• _WHAT THE EXERCISE ASKS_: Copy, from the data below, each line that has the word "this".

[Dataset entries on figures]
________________________

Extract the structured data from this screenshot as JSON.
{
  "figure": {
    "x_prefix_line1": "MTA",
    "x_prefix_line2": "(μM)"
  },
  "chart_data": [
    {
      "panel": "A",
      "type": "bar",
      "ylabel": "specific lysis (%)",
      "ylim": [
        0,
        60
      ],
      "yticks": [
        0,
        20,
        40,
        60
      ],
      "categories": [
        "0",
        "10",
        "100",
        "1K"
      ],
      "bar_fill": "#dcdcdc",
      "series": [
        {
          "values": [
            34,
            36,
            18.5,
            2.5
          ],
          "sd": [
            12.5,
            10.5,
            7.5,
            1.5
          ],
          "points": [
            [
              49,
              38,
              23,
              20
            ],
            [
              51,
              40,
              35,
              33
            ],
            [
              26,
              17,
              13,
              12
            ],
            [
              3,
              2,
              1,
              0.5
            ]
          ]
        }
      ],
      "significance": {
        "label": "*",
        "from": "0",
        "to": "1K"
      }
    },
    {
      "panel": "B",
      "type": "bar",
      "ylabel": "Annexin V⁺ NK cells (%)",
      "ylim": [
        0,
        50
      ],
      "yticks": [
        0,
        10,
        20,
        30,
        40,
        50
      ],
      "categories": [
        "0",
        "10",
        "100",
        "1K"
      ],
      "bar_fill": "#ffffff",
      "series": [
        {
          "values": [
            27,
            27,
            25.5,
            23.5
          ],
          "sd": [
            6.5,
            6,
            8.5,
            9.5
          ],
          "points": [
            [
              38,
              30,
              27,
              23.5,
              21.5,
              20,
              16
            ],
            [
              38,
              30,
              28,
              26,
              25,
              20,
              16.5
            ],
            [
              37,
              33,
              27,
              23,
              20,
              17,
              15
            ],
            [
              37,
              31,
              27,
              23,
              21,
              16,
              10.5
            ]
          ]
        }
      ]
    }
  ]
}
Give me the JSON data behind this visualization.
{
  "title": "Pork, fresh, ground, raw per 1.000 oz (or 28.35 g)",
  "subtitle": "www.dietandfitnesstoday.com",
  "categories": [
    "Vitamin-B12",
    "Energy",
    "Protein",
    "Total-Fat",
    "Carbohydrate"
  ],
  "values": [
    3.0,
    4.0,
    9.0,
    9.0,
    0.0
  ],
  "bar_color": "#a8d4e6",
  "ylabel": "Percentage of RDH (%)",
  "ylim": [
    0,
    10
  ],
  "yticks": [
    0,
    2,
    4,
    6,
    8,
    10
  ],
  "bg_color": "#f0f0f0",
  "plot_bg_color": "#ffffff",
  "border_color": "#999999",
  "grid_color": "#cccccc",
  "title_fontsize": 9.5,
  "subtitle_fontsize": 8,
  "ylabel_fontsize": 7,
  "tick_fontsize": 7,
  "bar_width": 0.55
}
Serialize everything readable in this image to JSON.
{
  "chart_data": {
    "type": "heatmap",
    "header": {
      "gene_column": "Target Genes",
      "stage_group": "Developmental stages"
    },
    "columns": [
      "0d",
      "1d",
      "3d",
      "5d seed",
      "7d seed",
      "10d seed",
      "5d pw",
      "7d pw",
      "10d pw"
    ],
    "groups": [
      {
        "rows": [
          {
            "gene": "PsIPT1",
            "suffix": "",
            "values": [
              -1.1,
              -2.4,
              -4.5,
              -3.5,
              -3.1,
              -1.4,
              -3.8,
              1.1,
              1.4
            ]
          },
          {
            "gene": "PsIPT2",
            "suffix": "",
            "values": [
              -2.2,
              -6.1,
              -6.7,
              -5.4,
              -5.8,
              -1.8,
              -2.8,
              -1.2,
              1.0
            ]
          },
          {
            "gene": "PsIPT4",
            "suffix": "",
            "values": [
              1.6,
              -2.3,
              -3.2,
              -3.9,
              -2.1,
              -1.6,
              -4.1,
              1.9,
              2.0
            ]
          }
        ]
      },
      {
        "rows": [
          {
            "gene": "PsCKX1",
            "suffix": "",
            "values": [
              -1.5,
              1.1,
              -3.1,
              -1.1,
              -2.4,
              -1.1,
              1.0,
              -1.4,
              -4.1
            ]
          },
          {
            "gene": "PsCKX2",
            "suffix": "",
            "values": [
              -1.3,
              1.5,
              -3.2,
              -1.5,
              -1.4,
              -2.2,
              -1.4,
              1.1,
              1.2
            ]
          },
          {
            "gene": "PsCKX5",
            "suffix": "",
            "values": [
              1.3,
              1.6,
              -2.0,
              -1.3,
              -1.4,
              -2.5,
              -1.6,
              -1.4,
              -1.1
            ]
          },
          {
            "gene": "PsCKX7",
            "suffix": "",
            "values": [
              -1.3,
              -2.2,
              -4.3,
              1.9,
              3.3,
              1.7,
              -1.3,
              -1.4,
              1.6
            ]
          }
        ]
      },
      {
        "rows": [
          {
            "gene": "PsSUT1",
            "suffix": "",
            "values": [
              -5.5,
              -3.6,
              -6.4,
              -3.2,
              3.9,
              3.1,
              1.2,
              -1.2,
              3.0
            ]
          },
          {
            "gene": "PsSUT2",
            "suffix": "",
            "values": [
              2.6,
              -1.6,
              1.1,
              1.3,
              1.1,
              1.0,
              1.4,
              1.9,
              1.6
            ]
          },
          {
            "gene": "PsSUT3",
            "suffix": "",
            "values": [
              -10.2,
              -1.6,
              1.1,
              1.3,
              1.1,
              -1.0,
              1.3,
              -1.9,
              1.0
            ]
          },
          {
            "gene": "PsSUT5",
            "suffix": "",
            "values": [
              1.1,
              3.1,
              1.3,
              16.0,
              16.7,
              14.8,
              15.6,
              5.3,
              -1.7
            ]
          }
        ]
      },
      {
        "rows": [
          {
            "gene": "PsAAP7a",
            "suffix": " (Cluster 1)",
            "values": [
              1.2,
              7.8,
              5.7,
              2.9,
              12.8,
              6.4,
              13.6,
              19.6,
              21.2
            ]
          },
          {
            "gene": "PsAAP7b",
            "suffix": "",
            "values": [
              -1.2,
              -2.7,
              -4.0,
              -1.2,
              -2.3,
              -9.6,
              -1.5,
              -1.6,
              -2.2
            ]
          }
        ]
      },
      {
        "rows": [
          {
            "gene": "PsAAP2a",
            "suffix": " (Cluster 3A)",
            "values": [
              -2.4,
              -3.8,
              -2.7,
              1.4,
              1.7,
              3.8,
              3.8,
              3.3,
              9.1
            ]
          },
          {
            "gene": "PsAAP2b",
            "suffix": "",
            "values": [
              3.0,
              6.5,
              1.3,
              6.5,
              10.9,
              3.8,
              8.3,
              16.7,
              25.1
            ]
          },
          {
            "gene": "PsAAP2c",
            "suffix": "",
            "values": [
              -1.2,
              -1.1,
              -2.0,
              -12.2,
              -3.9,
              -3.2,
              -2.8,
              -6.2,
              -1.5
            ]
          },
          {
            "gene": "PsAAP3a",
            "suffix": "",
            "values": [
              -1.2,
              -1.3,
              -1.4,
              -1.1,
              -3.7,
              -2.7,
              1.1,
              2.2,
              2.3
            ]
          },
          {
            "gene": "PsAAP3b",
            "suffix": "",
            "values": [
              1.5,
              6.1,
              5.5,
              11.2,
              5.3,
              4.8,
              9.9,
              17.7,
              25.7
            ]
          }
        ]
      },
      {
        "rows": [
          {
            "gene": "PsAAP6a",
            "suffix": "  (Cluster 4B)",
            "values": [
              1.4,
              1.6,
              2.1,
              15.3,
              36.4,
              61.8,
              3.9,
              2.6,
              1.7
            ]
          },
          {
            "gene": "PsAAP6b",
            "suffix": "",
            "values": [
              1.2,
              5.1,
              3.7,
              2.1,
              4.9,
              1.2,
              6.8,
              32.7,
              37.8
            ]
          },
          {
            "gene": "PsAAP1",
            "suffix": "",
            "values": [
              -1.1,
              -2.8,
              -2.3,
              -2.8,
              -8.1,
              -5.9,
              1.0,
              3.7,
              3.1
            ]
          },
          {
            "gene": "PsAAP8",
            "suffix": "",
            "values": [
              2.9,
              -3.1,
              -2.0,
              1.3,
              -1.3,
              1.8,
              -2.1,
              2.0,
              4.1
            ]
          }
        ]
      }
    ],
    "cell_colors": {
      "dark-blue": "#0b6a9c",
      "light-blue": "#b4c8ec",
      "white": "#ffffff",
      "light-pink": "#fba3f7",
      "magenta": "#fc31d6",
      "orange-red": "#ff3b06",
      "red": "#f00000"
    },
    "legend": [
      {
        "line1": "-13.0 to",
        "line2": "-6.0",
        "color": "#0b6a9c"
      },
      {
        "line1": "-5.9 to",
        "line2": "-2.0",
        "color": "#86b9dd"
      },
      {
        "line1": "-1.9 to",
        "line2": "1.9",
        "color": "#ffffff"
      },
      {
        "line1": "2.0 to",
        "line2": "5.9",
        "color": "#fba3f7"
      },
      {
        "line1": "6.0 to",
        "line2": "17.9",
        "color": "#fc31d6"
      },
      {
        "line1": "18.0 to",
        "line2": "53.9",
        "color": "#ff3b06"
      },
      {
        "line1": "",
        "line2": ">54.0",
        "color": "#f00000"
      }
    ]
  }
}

________________________

• _WORKED SOLUTION_:
Extract the structured data from this screenshot as JSON.
Give me the JSON data behind this visualization.
Serialize everything readable in this image to JSON.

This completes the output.